- **INSTRUCTIONS TO FOLLOW**:
Return the lines below exactly as they are, covering the stretch from the line containing "- agreement-checkbox[interactable]: [80, 668, 95, 684]" through the line containing "- signal-icon: [362, 5, 374, 17]", and nothing else.

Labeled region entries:

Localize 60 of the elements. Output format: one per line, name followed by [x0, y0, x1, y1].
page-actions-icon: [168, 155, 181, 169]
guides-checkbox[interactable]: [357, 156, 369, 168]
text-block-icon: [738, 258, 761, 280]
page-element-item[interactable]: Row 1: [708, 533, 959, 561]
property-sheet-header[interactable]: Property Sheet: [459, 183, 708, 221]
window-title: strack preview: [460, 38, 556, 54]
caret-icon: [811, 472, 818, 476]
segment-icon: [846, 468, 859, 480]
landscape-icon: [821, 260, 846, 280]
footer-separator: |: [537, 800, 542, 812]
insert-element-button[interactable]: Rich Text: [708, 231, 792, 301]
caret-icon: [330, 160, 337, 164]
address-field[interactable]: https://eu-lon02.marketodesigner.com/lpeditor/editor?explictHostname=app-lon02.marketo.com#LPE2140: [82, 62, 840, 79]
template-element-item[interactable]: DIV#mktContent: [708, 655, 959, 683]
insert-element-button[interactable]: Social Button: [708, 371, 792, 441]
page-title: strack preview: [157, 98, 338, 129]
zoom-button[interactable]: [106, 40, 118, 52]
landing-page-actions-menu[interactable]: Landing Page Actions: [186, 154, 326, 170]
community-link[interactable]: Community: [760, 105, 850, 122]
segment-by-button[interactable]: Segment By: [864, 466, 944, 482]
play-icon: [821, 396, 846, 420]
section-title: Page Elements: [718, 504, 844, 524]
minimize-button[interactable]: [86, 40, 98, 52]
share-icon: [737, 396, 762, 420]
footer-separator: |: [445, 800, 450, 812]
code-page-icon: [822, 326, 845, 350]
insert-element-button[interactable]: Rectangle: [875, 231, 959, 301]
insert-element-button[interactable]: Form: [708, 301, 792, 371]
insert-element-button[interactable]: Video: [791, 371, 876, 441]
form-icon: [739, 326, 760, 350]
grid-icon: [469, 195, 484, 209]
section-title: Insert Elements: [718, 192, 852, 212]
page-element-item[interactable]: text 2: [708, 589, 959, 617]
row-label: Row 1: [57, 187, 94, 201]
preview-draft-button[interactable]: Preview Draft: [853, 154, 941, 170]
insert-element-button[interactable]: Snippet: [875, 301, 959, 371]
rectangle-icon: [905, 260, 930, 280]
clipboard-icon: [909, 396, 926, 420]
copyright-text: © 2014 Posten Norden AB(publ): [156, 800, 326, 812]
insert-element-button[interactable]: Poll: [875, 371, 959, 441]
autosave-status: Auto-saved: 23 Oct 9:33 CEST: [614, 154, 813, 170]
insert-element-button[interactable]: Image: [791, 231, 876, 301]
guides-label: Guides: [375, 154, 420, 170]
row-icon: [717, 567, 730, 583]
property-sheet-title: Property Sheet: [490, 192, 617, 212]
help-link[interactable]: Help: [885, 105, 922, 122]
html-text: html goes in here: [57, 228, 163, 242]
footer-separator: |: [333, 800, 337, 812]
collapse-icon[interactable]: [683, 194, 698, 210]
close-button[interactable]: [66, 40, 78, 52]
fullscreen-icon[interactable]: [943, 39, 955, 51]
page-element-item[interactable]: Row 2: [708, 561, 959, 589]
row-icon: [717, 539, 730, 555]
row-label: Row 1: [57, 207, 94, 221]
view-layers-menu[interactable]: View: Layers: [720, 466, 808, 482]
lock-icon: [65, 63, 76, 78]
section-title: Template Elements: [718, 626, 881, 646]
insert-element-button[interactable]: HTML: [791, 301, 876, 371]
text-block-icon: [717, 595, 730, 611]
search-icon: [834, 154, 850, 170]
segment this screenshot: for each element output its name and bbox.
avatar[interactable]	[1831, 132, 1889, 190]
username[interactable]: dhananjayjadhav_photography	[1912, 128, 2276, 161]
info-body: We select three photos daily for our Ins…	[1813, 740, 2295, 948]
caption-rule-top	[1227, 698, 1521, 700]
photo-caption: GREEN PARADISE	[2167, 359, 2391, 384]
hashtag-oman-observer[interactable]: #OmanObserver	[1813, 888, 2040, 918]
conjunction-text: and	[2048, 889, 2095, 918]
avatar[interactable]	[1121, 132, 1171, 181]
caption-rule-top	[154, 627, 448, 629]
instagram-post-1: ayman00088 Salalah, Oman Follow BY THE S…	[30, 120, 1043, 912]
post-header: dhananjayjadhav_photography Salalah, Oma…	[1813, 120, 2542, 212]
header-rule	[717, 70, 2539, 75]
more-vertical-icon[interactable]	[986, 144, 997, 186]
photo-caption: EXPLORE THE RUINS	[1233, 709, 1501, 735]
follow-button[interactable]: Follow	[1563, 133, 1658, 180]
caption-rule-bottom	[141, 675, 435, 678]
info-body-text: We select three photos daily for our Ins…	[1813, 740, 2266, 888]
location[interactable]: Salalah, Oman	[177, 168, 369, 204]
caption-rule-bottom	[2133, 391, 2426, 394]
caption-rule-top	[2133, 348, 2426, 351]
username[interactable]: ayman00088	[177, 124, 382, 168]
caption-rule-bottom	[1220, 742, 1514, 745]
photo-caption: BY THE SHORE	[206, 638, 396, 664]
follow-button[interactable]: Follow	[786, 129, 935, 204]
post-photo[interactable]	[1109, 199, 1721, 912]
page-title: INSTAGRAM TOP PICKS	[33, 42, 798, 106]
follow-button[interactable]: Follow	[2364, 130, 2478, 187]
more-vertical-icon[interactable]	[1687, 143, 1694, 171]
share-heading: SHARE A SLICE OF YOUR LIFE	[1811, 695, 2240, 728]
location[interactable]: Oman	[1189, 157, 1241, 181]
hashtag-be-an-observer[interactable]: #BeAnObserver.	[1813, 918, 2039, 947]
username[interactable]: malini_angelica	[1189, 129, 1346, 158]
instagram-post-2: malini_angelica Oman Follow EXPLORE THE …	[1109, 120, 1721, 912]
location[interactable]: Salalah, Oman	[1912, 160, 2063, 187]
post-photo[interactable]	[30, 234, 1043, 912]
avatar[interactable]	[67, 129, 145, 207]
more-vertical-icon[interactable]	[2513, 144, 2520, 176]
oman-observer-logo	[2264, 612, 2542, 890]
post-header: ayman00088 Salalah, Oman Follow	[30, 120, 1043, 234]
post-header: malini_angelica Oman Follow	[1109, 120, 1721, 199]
* * *
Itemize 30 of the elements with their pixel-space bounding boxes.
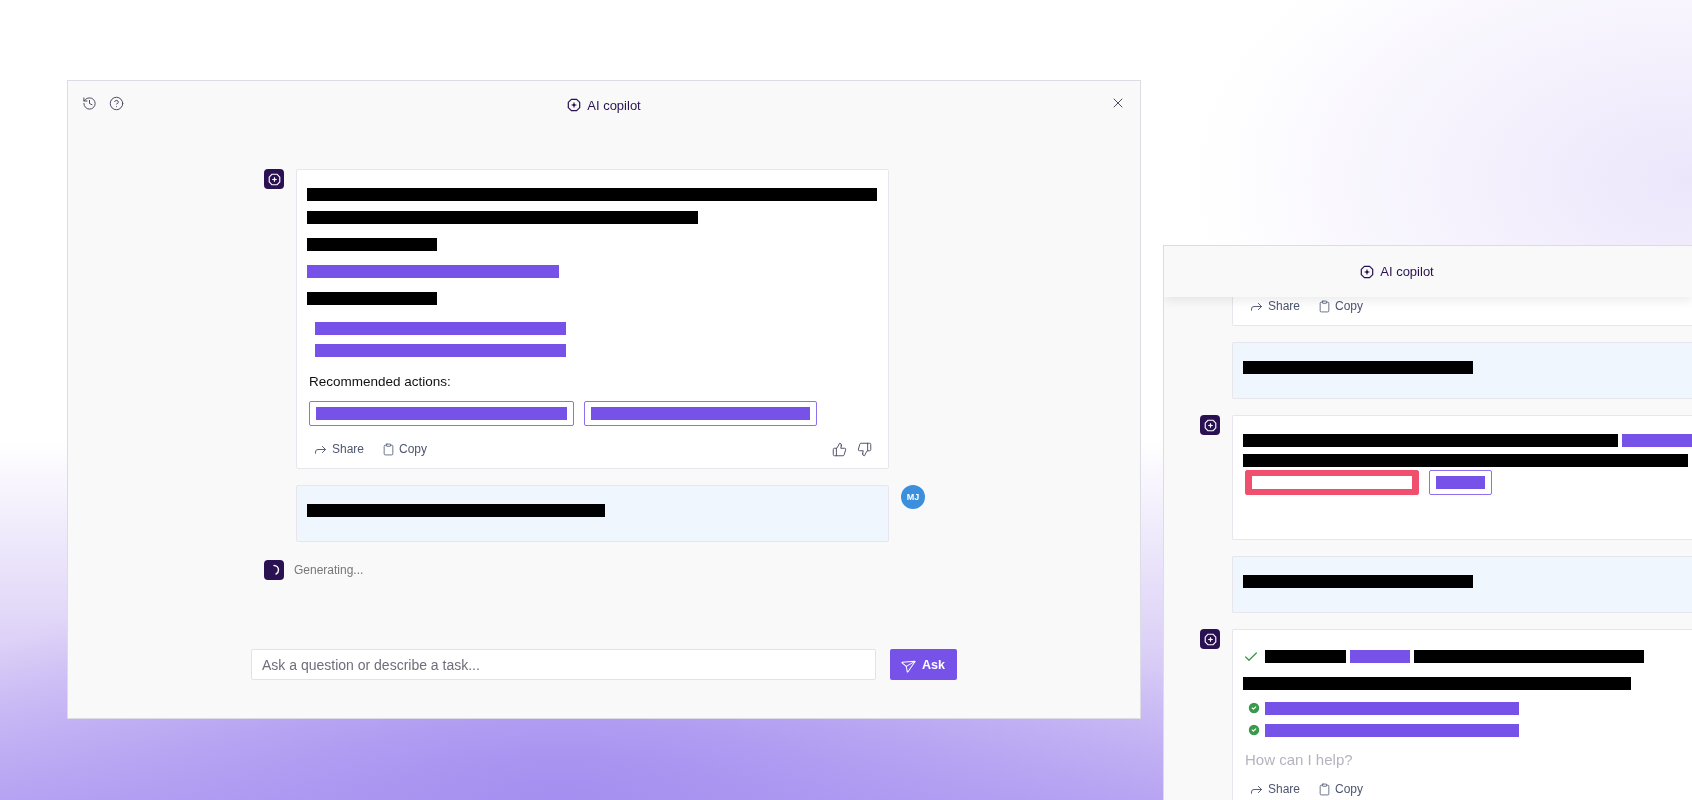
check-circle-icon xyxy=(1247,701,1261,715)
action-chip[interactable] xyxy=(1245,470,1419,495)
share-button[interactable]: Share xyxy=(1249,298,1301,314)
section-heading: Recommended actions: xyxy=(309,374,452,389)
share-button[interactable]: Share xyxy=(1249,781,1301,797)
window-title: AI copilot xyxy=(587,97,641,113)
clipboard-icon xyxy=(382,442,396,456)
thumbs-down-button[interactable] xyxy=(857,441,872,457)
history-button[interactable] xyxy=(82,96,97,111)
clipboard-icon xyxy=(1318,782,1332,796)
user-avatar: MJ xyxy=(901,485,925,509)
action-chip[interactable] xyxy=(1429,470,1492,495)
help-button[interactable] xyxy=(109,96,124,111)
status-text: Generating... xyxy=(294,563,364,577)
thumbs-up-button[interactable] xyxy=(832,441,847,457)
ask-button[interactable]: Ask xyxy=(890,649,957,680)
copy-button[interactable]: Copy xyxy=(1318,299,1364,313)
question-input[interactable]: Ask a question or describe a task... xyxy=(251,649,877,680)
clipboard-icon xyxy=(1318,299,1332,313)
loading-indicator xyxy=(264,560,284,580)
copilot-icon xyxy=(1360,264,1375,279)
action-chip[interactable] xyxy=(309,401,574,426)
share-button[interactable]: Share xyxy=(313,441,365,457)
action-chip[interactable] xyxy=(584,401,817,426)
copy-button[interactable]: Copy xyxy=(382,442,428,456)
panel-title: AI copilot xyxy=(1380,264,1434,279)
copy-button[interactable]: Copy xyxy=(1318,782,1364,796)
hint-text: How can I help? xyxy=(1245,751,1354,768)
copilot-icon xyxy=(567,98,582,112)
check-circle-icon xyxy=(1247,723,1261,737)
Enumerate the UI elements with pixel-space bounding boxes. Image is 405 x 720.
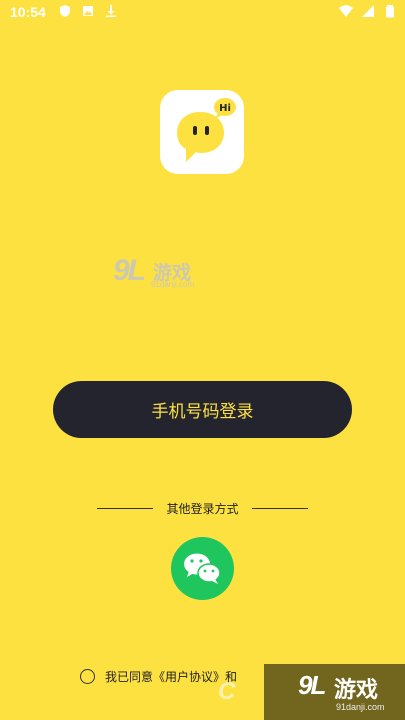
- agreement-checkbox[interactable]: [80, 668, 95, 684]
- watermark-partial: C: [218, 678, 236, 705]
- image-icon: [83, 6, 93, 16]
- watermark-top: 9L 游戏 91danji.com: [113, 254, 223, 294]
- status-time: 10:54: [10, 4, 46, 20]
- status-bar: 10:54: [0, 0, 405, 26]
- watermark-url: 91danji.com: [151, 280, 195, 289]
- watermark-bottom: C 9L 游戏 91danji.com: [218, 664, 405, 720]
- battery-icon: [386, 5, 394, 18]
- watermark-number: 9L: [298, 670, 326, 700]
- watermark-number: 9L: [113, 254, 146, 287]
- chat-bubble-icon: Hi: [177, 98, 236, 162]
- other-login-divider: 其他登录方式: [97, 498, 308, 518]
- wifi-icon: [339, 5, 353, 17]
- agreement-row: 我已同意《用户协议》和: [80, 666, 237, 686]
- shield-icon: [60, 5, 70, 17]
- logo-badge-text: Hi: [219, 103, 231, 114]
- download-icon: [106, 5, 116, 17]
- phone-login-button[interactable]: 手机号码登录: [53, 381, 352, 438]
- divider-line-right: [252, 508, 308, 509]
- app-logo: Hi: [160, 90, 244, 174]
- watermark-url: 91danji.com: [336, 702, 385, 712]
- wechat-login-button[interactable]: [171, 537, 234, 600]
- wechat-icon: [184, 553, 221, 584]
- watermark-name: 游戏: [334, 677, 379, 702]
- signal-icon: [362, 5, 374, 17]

- **WRITTEN ANSWER**:
- agreement-checkbox[interactable]: [80, 668, 95, 684]
- watermark-partial: C: [218, 678, 236, 705]
- image-icon: [83, 6, 93, 16]
- watermark-top: 9L 游戏 91danji.com: [113, 254, 223, 294]
- status-time: 10:54: [10, 4, 46, 20]
- status-bar: 10:54: [0, 0, 405, 26]
- watermark-url: 91danji.com: [151, 280, 195, 289]
- watermark-bottom: C 9L 游戏 91danji.com: [218, 664, 405, 720]
- battery-icon: [386, 5, 394, 18]
- watermark-number: 9L: [298, 670, 326, 700]
- watermark-number: 9L: [113, 254, 146, 287]
- chat-bubble-icon: Hi: [177, 98, 236, 162]
- other-login-divider: 其他登录方式: [97, 498, 308, 518]
- wifi-icon: [339, 5, 353, 17]
- agreement-row: 我已同意《用户协议》和: [80, 666, 237, 686]
- shield-icon: [60, 5, 70, 17]
- logo-badge-text: Hi: [219, 103, 231, 114]
- download-icon: [106, 5, 116, 17]
- phone-login-button[interactable]: 手机号码登录: [53, 381, 352, 438]
- divider-line-right: [252, 508, 308, 509]
- app-logo: Hi: [160, 90, 244, 174]
- watermark-url: 91danji.com: [336, 702, 385, 712]
- wechat-login-button[interactable]: [171, 537, 234, 600]
- wechat-icon: [184, 553, 221, 584]
- watermark-name: 游戏: [334, 677, 379, 702]
- signal-icon: [362, 5, 374, 17]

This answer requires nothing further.